(Saved data entries)
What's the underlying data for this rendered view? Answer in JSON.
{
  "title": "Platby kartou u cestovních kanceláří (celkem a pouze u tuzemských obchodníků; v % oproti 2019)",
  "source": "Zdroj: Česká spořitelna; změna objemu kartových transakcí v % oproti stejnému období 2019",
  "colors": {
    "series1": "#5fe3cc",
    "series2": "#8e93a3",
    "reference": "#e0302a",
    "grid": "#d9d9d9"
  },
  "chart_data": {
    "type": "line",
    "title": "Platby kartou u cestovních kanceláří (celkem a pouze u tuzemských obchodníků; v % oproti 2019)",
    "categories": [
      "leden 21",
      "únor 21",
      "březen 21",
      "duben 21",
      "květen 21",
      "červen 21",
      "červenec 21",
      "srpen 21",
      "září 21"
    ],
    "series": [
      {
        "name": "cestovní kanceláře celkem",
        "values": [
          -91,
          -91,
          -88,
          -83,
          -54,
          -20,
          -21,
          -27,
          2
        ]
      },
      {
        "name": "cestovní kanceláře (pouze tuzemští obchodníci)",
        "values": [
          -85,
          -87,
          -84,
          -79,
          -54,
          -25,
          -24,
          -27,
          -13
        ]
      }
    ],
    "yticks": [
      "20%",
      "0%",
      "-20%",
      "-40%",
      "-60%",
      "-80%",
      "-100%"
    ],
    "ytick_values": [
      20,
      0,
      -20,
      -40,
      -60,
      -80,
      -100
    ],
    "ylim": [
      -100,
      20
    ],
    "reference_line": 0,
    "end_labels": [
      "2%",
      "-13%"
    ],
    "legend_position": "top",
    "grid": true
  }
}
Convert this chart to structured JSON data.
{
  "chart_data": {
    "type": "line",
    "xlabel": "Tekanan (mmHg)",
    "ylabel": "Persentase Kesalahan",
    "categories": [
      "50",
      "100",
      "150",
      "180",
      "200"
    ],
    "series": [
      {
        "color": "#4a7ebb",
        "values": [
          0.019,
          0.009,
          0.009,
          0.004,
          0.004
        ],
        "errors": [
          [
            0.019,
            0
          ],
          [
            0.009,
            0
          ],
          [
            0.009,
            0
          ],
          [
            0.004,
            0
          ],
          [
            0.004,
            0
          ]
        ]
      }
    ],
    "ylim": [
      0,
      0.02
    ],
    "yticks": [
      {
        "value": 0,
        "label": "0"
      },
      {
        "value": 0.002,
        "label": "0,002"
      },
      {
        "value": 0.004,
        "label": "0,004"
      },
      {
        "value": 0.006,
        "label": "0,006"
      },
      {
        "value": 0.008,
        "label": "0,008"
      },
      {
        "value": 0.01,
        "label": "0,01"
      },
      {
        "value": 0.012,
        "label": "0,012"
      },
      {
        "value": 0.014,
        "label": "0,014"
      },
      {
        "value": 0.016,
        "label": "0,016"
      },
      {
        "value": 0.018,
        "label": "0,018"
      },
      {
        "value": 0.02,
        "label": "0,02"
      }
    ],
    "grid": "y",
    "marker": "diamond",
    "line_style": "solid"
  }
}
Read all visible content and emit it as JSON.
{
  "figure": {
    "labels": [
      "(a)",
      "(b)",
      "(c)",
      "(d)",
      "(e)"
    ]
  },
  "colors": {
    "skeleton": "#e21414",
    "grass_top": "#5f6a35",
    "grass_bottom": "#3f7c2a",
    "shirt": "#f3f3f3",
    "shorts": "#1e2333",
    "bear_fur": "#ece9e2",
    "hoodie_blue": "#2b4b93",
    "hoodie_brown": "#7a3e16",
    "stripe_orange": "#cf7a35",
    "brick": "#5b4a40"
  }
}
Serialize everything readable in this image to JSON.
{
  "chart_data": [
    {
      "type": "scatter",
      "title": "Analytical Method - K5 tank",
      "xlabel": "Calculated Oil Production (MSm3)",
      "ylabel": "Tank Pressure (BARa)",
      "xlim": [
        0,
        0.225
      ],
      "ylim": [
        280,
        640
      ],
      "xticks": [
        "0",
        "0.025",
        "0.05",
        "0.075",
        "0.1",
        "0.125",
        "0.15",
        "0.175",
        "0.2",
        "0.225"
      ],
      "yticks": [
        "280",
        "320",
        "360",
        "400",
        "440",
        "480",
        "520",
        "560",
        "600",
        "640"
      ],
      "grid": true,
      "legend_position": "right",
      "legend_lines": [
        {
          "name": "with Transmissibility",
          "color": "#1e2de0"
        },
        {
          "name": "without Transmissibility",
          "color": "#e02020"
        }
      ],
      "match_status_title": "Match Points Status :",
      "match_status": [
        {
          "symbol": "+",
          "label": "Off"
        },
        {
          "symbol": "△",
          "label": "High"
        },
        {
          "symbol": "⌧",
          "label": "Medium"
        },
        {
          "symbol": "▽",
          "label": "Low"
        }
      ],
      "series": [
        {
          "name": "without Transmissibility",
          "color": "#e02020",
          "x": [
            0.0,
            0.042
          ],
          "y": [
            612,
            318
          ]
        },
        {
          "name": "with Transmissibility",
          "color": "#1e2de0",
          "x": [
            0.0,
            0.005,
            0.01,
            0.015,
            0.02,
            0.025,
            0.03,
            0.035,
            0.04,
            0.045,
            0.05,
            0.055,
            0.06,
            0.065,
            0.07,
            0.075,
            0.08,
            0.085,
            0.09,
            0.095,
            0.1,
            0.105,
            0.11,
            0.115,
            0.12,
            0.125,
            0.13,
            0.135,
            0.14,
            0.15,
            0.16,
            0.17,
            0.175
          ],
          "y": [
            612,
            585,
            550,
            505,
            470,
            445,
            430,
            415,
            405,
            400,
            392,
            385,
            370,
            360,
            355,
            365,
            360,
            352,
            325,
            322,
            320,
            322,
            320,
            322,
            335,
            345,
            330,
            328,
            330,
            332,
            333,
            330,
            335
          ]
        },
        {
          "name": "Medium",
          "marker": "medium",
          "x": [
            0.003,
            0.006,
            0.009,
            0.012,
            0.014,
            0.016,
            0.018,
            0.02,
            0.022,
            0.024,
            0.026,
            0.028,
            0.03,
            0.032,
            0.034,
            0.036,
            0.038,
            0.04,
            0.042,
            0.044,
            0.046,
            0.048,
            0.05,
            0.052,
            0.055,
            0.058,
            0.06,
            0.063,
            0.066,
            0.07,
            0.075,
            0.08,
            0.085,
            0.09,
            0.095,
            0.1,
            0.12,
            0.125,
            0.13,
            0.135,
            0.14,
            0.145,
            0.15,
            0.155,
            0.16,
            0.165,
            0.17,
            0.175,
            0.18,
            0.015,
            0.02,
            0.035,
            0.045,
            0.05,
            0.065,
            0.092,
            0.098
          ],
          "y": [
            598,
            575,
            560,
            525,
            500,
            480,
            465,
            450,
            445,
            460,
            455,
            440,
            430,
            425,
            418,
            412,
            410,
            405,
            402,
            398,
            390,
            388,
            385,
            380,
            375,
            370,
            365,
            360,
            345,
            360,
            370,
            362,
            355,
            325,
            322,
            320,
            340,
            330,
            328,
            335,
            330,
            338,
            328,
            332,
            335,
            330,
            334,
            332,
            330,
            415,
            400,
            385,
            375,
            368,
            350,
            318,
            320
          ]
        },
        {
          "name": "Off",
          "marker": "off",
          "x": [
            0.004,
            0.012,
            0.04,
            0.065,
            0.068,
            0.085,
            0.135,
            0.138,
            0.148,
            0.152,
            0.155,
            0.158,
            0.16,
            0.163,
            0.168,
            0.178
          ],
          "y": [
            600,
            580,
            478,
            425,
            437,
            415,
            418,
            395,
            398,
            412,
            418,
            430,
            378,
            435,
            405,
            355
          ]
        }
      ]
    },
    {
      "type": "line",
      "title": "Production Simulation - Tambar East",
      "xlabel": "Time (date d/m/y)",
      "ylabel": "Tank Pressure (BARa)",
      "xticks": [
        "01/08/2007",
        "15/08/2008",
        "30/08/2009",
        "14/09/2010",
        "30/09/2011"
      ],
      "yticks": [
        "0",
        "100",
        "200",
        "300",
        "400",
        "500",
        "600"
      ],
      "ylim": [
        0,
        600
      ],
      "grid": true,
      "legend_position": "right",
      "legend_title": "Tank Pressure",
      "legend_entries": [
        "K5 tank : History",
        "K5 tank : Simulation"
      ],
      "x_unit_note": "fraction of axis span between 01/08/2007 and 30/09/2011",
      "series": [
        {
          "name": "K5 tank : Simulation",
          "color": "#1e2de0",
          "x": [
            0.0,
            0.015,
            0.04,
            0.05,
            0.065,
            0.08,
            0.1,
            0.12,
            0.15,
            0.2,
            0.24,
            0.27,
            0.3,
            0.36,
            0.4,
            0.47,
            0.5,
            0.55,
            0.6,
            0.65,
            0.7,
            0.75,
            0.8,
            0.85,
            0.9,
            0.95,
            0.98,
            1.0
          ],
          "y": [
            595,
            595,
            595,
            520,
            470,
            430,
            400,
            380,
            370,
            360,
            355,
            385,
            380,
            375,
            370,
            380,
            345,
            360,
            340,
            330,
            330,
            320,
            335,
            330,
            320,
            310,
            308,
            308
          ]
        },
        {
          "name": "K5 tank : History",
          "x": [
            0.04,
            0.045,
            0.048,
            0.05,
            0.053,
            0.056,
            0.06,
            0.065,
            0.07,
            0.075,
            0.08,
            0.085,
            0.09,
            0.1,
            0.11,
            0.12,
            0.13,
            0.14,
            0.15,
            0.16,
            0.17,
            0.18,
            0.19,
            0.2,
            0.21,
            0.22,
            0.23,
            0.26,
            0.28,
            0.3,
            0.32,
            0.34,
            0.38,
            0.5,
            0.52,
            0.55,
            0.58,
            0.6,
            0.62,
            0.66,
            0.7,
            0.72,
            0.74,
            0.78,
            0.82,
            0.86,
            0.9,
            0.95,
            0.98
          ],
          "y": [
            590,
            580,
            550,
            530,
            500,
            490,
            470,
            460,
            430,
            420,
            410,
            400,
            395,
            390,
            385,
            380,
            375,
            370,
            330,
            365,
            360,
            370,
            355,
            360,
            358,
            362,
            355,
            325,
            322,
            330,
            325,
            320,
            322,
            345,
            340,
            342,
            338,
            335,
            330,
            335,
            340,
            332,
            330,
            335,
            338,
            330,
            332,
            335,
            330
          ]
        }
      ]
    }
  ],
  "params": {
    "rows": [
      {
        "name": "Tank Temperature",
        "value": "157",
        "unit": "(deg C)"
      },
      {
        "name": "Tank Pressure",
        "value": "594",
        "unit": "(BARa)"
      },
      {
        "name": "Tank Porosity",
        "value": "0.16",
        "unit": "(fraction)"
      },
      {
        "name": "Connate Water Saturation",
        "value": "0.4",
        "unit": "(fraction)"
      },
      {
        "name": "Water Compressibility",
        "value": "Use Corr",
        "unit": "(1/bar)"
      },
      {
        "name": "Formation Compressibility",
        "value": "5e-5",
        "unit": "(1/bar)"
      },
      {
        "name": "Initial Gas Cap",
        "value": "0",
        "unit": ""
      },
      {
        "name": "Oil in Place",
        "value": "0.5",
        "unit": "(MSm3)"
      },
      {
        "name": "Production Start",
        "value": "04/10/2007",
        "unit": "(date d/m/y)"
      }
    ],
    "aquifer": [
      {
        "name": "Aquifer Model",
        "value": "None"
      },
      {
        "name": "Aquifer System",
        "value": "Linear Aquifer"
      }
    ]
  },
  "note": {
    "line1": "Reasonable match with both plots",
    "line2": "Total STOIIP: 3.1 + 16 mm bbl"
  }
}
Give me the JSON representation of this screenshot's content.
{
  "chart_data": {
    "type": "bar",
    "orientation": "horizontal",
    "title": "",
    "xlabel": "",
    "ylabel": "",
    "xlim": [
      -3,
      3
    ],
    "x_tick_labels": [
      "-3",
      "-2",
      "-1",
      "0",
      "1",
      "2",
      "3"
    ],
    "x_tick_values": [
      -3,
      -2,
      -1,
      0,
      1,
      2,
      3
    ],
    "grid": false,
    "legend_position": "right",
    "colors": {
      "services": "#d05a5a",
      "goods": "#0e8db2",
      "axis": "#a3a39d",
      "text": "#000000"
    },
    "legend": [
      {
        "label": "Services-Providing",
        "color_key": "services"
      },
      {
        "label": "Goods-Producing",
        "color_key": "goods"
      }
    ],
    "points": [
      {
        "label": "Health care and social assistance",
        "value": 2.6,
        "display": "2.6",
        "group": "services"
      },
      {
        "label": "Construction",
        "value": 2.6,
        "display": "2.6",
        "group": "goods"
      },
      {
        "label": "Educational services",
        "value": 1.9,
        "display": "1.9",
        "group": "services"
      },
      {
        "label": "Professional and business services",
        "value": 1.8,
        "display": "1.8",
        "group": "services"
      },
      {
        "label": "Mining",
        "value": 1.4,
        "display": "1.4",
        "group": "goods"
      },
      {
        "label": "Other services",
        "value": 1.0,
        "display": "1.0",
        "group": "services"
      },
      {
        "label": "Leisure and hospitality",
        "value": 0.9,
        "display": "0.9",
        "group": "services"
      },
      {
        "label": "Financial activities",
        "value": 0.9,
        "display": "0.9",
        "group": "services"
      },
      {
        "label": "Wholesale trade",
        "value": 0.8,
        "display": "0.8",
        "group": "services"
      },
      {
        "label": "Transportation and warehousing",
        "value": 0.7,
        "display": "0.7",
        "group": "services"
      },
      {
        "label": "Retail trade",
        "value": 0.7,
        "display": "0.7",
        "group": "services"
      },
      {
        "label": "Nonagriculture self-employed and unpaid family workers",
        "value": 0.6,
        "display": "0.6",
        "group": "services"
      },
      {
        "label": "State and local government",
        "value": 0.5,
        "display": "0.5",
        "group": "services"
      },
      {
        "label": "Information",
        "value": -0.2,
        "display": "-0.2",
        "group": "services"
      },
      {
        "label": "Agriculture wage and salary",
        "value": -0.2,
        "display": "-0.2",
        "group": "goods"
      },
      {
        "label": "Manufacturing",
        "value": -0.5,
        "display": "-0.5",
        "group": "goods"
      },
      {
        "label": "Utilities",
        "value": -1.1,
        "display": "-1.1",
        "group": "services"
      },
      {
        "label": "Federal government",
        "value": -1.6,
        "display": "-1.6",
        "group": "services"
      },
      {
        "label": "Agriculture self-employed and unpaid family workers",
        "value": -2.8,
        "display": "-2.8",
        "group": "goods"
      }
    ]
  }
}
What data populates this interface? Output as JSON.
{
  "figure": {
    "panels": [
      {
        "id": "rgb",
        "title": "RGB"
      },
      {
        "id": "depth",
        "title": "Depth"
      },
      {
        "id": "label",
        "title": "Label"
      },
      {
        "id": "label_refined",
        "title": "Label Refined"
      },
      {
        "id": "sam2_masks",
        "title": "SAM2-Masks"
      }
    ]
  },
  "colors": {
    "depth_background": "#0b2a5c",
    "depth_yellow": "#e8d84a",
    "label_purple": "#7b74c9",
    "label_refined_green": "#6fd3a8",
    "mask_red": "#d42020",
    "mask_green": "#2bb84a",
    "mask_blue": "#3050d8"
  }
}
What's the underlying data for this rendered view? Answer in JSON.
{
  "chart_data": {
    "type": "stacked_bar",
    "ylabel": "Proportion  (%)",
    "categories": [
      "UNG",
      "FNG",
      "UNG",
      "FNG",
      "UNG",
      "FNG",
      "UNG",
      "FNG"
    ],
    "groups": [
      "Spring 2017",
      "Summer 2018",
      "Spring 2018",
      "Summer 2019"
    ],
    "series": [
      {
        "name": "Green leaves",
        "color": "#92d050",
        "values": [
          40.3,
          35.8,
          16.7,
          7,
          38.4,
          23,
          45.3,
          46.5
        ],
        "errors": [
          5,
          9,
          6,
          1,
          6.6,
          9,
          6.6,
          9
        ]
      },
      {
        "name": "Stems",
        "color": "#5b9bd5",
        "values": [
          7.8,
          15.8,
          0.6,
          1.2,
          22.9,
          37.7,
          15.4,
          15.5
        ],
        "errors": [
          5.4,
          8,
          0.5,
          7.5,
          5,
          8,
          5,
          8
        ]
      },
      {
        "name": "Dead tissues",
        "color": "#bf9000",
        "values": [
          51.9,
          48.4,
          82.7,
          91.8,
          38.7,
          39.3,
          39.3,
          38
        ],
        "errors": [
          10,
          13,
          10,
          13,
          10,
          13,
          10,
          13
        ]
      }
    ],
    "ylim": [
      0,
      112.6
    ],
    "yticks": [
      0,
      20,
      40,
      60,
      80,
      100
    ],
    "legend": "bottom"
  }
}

# GIVEN REQUEST
From the listing above, copy every line that includes the word "government".

# EXERCISE RESULT
        "label": "State and local government",
        "label": "Federal government",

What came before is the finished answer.